Collection entries:

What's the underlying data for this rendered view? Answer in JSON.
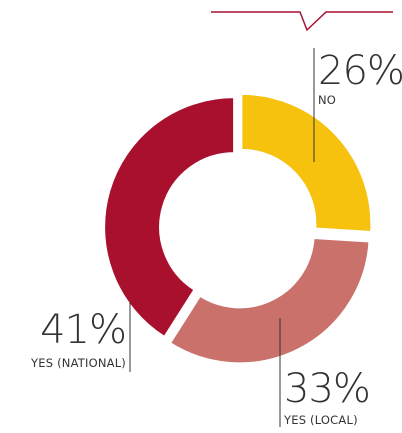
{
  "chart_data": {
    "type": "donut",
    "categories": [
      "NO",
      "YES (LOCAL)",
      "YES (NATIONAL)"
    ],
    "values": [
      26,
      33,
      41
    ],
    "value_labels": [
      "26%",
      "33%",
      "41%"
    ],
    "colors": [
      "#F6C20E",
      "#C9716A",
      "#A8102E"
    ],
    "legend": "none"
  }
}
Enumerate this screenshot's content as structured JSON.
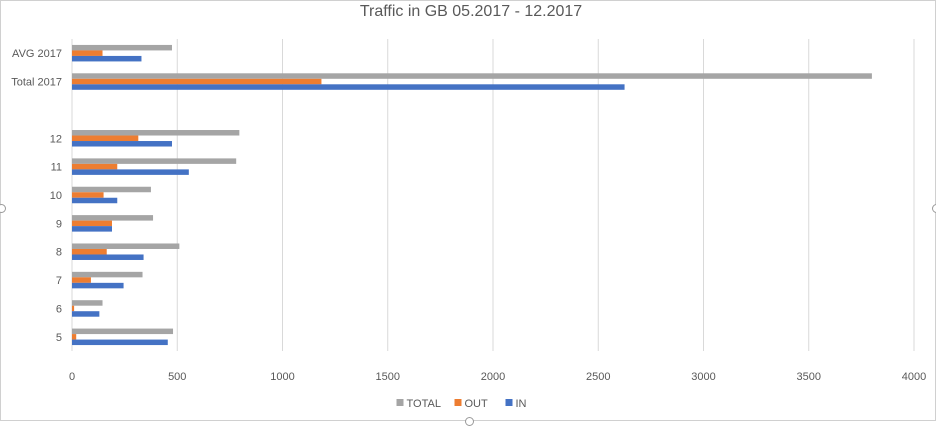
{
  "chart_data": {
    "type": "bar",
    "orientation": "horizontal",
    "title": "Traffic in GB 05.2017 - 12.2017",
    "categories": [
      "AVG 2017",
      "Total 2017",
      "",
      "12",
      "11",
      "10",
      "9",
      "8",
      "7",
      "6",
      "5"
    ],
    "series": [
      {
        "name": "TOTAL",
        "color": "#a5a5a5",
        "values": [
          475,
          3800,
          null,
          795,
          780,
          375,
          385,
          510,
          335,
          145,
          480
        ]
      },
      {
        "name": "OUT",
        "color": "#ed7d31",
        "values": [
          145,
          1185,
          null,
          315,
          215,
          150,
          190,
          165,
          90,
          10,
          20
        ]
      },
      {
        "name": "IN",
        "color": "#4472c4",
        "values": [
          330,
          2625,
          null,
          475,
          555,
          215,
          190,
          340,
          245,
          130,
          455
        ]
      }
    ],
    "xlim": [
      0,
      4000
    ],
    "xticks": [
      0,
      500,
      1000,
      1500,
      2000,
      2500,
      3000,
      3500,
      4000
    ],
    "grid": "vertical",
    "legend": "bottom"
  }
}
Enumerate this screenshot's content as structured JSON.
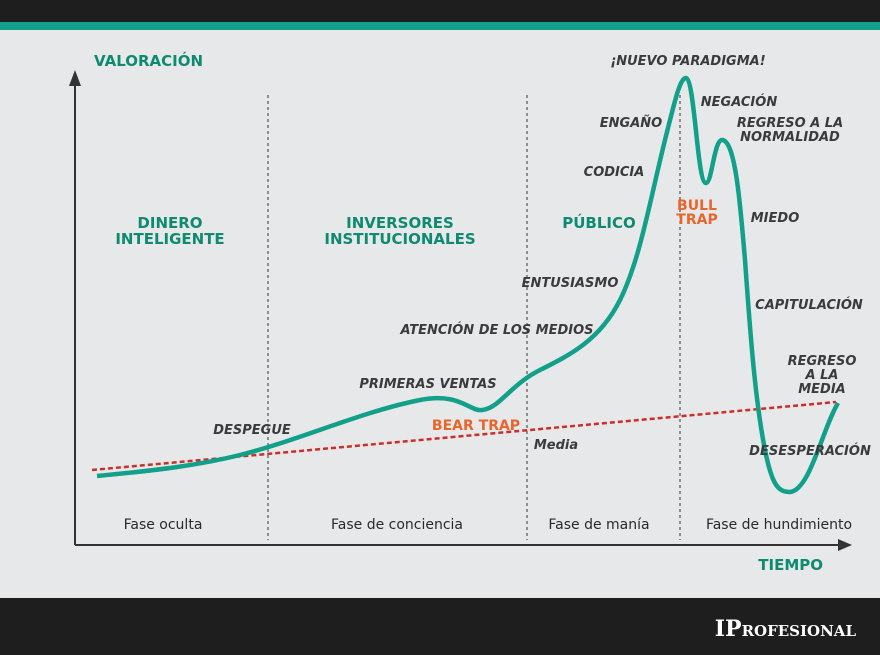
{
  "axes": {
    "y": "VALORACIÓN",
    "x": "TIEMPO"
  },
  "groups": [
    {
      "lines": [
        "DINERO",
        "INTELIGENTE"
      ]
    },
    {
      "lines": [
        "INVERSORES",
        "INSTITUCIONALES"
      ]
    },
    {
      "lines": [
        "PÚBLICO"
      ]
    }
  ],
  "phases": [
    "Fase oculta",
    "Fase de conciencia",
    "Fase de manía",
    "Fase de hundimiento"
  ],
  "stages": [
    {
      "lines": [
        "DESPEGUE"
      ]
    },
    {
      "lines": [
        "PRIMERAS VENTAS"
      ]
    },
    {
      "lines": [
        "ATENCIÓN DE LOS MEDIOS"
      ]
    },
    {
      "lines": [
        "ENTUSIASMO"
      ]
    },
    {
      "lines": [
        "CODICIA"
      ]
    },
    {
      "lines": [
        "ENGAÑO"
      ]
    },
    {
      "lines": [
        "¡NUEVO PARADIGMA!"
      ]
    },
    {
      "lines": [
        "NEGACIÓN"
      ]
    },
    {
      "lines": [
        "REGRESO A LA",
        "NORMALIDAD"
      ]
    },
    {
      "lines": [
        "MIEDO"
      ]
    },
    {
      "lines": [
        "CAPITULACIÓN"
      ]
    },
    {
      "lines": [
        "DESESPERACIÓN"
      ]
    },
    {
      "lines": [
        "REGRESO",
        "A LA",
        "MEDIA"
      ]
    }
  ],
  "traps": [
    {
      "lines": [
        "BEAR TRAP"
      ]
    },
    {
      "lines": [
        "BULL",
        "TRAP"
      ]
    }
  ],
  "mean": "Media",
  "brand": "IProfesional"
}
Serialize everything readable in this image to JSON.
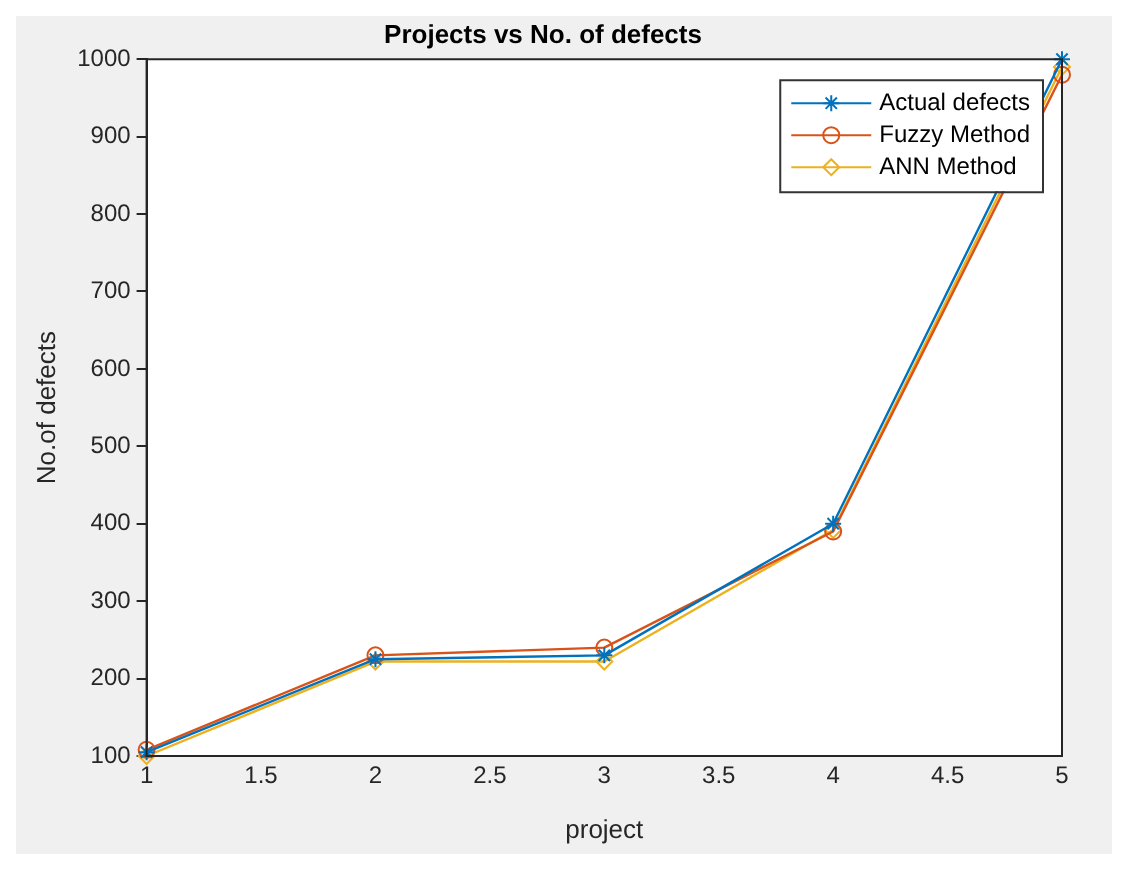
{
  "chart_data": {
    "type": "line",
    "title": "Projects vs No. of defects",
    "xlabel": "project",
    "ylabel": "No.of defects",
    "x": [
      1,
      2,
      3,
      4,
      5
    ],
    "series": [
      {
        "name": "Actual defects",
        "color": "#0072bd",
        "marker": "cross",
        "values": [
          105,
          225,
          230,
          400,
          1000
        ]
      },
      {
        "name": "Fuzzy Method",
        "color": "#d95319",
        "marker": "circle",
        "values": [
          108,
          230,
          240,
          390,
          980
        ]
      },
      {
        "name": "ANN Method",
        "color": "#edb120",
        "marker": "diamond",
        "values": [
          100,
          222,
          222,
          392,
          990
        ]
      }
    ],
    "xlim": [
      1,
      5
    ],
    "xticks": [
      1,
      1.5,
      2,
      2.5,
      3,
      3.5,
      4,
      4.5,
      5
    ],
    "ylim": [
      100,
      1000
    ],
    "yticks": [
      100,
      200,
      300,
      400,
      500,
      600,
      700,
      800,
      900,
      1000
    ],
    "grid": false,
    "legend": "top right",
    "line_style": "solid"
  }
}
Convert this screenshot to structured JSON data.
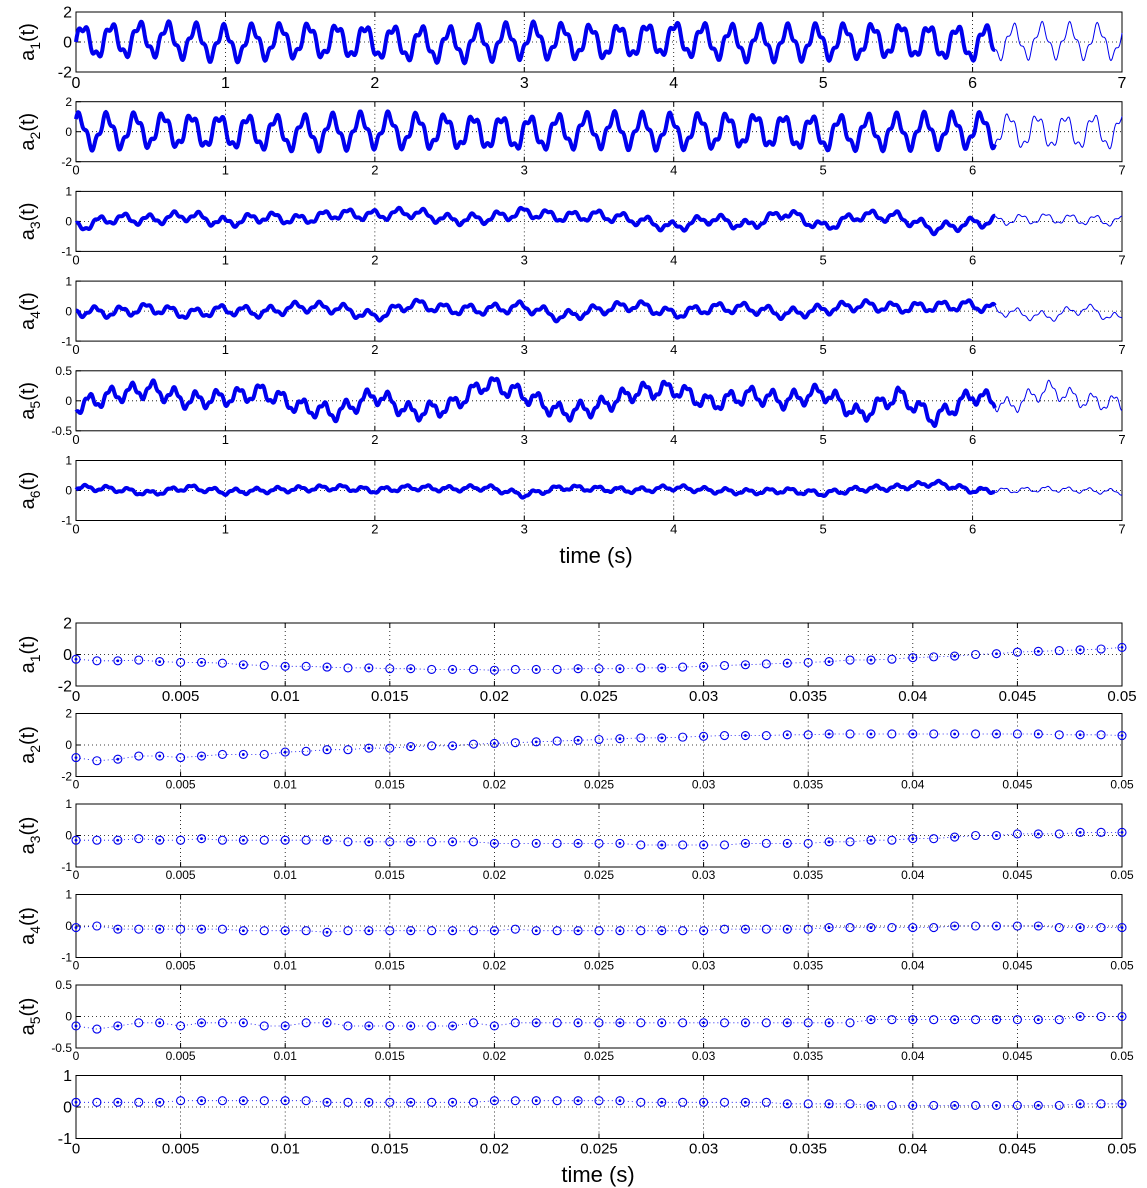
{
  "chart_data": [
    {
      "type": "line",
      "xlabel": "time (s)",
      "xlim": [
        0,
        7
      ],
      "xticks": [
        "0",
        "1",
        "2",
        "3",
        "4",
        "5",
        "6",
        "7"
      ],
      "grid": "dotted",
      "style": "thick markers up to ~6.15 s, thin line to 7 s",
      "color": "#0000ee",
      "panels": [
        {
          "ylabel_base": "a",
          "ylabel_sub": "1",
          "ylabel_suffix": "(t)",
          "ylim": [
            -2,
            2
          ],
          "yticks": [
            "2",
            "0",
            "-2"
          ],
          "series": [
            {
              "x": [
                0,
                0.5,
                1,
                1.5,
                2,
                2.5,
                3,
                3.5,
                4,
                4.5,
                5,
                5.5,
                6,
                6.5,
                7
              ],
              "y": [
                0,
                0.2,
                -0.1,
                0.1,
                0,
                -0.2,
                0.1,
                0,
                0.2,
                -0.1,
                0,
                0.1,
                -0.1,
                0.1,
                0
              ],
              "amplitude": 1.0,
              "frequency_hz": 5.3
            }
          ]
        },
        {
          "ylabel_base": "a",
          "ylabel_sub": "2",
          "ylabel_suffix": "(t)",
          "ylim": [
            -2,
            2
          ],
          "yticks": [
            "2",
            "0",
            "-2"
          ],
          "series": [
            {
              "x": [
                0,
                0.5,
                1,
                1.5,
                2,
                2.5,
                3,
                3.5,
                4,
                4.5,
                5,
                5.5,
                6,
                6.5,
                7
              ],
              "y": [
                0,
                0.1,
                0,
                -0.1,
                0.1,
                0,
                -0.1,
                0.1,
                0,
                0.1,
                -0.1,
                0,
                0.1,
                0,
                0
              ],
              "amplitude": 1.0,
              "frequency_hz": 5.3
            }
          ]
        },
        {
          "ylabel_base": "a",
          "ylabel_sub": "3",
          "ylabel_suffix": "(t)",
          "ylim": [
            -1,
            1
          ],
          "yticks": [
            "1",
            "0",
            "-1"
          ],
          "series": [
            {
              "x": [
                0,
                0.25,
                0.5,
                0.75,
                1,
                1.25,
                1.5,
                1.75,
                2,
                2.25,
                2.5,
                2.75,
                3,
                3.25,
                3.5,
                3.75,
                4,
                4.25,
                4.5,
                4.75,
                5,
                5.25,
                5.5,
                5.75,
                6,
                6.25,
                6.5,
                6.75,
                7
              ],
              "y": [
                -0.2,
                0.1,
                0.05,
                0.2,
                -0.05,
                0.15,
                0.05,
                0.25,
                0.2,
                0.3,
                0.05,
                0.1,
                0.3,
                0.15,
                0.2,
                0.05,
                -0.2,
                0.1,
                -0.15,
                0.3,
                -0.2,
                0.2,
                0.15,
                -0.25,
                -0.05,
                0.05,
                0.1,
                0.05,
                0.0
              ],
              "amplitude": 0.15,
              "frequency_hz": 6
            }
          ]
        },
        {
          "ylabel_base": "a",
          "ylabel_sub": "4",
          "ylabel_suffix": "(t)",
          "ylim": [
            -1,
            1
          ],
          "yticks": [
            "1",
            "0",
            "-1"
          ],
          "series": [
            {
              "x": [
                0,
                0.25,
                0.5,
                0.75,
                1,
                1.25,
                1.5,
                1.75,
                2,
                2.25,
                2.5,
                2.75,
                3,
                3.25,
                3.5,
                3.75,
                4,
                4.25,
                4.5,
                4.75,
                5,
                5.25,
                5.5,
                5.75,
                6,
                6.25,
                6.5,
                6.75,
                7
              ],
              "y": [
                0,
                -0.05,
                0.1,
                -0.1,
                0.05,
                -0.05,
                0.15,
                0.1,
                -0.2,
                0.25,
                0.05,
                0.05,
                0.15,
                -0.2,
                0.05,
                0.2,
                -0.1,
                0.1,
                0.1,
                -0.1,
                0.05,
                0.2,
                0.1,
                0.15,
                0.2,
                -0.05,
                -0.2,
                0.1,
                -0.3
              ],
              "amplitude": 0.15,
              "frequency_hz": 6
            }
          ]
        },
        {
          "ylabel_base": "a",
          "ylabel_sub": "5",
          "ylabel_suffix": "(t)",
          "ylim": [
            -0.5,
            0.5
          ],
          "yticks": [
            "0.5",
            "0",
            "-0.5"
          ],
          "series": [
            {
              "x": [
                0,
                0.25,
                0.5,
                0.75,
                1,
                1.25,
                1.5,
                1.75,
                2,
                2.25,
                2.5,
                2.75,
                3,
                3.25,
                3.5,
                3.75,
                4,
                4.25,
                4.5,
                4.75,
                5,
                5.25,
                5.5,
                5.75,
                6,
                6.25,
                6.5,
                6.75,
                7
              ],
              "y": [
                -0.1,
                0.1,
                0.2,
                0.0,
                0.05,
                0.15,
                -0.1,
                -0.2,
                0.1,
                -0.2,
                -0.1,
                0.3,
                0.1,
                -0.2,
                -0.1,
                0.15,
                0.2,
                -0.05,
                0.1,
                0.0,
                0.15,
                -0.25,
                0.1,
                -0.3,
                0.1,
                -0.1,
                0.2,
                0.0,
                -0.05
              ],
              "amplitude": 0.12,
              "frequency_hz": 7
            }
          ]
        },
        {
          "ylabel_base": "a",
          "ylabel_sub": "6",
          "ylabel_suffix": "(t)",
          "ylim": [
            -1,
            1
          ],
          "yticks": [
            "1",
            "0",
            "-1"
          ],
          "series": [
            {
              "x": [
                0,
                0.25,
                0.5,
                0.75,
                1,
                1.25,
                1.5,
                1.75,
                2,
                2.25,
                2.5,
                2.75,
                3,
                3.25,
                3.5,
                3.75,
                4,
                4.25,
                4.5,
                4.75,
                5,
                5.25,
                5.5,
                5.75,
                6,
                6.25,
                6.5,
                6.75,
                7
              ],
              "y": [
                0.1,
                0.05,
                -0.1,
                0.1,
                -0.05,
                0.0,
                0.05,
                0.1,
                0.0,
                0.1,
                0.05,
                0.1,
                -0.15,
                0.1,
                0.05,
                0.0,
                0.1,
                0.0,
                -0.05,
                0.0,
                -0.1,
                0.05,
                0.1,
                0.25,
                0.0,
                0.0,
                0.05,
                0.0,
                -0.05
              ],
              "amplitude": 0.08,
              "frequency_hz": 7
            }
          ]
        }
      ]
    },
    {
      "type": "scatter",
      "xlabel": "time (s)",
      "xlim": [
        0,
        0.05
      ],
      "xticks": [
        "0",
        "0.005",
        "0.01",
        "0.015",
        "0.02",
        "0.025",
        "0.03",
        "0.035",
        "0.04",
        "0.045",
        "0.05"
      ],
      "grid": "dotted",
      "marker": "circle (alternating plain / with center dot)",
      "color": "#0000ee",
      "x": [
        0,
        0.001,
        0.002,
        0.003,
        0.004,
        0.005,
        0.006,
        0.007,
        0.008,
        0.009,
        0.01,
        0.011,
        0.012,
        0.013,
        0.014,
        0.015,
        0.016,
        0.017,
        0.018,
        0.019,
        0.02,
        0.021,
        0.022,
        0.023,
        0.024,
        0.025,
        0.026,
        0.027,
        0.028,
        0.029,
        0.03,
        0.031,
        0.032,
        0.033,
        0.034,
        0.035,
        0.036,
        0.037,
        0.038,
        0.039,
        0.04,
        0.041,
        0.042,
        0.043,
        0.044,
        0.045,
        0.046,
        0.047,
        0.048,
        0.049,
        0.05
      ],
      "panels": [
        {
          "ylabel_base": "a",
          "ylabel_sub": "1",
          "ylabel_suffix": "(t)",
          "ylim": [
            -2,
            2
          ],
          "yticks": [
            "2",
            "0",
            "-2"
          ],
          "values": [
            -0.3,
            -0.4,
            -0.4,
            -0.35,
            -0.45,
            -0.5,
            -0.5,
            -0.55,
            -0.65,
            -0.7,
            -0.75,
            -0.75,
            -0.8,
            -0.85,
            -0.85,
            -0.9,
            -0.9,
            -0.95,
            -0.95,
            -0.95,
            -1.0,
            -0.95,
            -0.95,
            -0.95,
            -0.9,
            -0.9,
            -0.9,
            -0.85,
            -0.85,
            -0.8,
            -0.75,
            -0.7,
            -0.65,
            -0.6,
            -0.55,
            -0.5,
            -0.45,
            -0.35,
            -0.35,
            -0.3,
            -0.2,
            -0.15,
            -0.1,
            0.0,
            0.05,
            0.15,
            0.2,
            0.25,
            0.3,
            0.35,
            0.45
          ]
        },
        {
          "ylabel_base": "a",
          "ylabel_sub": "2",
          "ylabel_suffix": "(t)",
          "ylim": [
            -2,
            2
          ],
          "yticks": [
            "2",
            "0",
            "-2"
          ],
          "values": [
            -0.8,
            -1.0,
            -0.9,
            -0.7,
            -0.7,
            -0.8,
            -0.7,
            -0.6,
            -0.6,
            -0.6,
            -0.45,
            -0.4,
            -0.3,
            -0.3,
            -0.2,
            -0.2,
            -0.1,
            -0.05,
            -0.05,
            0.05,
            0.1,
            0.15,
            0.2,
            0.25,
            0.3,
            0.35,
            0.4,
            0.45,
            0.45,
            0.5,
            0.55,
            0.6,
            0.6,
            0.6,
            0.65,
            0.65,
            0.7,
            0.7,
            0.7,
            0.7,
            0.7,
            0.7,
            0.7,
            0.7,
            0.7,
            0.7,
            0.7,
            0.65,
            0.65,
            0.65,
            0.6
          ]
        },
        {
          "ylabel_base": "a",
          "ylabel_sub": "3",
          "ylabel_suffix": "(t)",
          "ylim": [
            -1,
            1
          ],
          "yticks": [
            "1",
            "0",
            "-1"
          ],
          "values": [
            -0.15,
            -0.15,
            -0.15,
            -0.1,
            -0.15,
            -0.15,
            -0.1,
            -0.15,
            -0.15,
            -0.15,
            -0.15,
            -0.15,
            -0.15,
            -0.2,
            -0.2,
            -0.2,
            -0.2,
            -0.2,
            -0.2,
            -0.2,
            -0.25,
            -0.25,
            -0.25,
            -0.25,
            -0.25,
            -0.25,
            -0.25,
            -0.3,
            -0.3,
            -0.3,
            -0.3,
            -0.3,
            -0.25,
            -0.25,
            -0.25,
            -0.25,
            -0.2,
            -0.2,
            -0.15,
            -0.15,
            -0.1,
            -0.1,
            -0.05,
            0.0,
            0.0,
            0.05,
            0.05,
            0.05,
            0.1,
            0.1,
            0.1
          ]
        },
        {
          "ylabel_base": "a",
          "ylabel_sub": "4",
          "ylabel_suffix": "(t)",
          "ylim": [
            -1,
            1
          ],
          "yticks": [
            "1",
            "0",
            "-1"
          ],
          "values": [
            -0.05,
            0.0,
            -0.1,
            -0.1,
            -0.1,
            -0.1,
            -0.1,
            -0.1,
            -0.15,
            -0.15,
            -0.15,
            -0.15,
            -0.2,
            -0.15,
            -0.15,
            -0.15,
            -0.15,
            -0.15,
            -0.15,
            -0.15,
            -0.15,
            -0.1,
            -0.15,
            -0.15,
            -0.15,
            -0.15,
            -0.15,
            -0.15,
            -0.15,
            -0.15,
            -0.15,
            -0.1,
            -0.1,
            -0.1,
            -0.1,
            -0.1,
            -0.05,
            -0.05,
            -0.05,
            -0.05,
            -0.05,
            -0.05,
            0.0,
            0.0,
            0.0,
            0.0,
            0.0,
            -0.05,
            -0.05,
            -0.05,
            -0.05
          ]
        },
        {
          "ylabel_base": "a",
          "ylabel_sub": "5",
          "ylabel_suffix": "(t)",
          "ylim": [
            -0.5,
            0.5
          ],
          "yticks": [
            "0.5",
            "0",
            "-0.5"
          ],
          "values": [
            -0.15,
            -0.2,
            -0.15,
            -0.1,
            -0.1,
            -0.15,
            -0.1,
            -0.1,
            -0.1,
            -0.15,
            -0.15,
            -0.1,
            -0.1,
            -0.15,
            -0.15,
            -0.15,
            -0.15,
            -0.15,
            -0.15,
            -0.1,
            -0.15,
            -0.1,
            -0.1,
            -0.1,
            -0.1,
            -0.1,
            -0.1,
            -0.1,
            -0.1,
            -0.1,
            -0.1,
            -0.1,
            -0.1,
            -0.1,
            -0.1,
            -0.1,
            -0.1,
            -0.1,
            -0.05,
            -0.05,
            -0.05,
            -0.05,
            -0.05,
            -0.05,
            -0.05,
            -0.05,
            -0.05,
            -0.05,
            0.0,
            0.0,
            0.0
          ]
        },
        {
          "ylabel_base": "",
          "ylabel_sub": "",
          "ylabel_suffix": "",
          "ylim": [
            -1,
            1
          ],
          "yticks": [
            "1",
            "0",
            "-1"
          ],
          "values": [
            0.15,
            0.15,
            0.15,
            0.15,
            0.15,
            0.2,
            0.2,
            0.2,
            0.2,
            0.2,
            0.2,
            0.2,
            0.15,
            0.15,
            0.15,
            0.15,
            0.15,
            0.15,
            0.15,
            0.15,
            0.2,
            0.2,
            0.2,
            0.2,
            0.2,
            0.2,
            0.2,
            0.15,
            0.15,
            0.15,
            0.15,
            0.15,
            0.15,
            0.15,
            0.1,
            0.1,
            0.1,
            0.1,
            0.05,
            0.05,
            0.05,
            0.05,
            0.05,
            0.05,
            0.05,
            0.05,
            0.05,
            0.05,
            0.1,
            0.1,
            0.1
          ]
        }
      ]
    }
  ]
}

GOAL.
For each line above that contains the word "type", copy that line.

TASK ANSWER.
    "type": "donut",
    "type": "bar",
    "type": "line",
      "type": "line",
      "type": "scatter",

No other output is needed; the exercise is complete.